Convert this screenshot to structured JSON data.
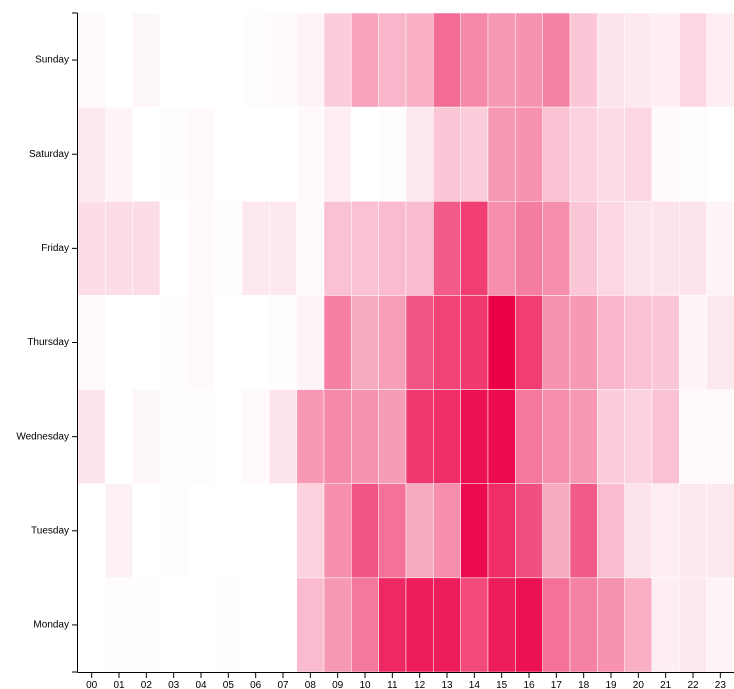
{
  "chart_data": {
    "type": "heatmap",
    "x_categories": [
      "00",
      "01",
      "02",
      "03",
      "04",
      "05",
      "06",
      "07",
      "08",
      "09",
      "10",
      "11",
      "12",
      "13",
      "14",
      "15",
      "16",
      "17",
      "18",
      "19",
      "20",
      "21",
      "22",
      "23"
    ],
    "y_categories": [
      "Sunday",
      "Saturday",
      "Friday",
      "Thursday",
      "Wednesday",
      "Tuesday",
      "Monday"
    ],
    "color_low": "#ffffff",
    "color_high": "#eb0046",
    "values": [
      [
        2,
        0,
        3,
        0,
        0,
        0,
        1,
        2,
        4,
        18,
        32,
        26,
        28,
        52,
        42,
        36,
        38,
        44,
        20,
        10,
        8,
        6,
        14,
        6
      ],
      [
        8,
        4,
        0,
        1,
        2,
        0,
        0,
        0,
        2,
        6,
        0,
        1,
        8,
        20,
        18,
        36,
        38,
        22,
        16,
        12,
        14,
        2,
        1,
        0
      ],
      [
        12,
        12,
        12,
        0,
        2,
        1,
        8,
        8,
        2,
        22,
        22,
        24,
        24,
        58,
        68,
        40,
        46,
        40,
        20,
        14,
        10,
        10,
        10,
        4
      ],
      [
        2,
        0,
        0,
        1,
        2,
        0,
        0,
        1,
        4,
        45,
        30,
        34,
        60,
        66,
        70,
        90,
        68,
        38,
        36,
        26,
        22,
        20,
        4,
        8
      ],
      [
        10,
        0,
        3,
        1,
        1,
        0,
        2,
        10,
        36,
        42,
        38,
        35,
        70,
        74,
        84,
        86,
        48,
        40,
        36,
        18,
        16,
        22,
        2,
        2
      ],
      [
        0,
        5,
        0,
        1,
        0,
        0,
        0,
        0,
        16,
        40,
        60,
        50,
        30,
        40,
        86,
        74,
        62,
        30,
        58,
        24,
        10,
        6,
        8,
        8
      ],
      [
        0,
        1,
        1,
        0,
        0,
        1,
        0,
        0,
        24,
        36,
        48,
        76,
        80,
        80,
        64,
        80,
        84,
        50,
        44,
        38,
        28,
        6,
        8,
        4
      ]
    ],
    "legend": "none",
    "grid": false
  }
}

◆ **TASK REQUIREMENTS**
Return all the entries word for word, but omit any pictures they contain.

◆ **EXERCISE ANSWER**
Convert this screenshot to structured JSON data.
{
  "chart_data": {
    "type": "heatmap",
    "x_categories": [
      "00",
      "01",
      "02",
      "03",
      "04",
      "05",
      "06",
      "07",
      "08",
      "09",
      "10",
      "11",
      "12",
      "13",
      "14",
      "15",
      "16",
      "17",
      "18",
      "19",
      "20",
      "21",
      "22",
      "23"
    ],
    "y_categories": [
      "Sunday",
      "Saturday",
      "Friday",
      "Thursday",
      "Wednesday",
      "Tuesday",
      "Monday"
    ],
    "color_low": "#ffffff",
    "color_high": "#eb0046",
    "values": [
      [
        2,
        0,
        3,
        0,
        0,
        0,
        1,
        2,
        4,
        18,
        32,
        26,
        28,
        52,
        42,
        36,
        38,
        44,
        20,
        10,
        8,
        6,
        14,
        6
      ],
      [
        8,
        4,
        0,
        1,
        2,
        0,
        0,
        0,
        2,
        6,
        0,
        1,
        8,
        20,
        18,
        36,
        38,
        22,
        16,
        12,
        14,
        2,
        1,
        0
      ],
      [
        12,
        12,
        12,
        0,
        2,
        1,
        8,
        8,
        2,
        22,
        22,
        24,
        24,
        58,
        68,
        40,
        46,
        40,
        20,
        14,
        10,
        10,
        10,
        4
      ],
      [
        2,
        0,
        0,
        1,
        2,
        0,
        0,
        1,
        4,
        45,
        30,
        34,
        60,
        66,
        70,
        90,
        68,
        38,
        36,
        26,
        22,
        20,
        4,
        8
      ],
      [
        10,
        0,
        3,
        1,
        1,
        0,
        2,
        10,
        36,
        42,
        38,
        35,
        70,
        74,
        84,
        86,
        48,
        40,
        36,
        18,
        16,
        22,
        2,
        2
      ],
      [
        0,
        5,
        0,
        1,
        0,
        0,
        0,
        0,
        16,
        40,
        60,
        50,
        30,
        40,
        86,
        74,
        62,
        30,
        58,
        24,
        10,
        6,
        8,
        8
      ],
      [
        0,
        1,
        1,
        0,
        0,
        1,
        0,
        0,
        24,
        36,
        48,
        76,
        80,
        80,
        64,
        80,
        84,
        50,
        44,
        38,
        28,
        6,
        8,
        4
      ]
    ],
    "legend": "none",
    "grid": false
  }
}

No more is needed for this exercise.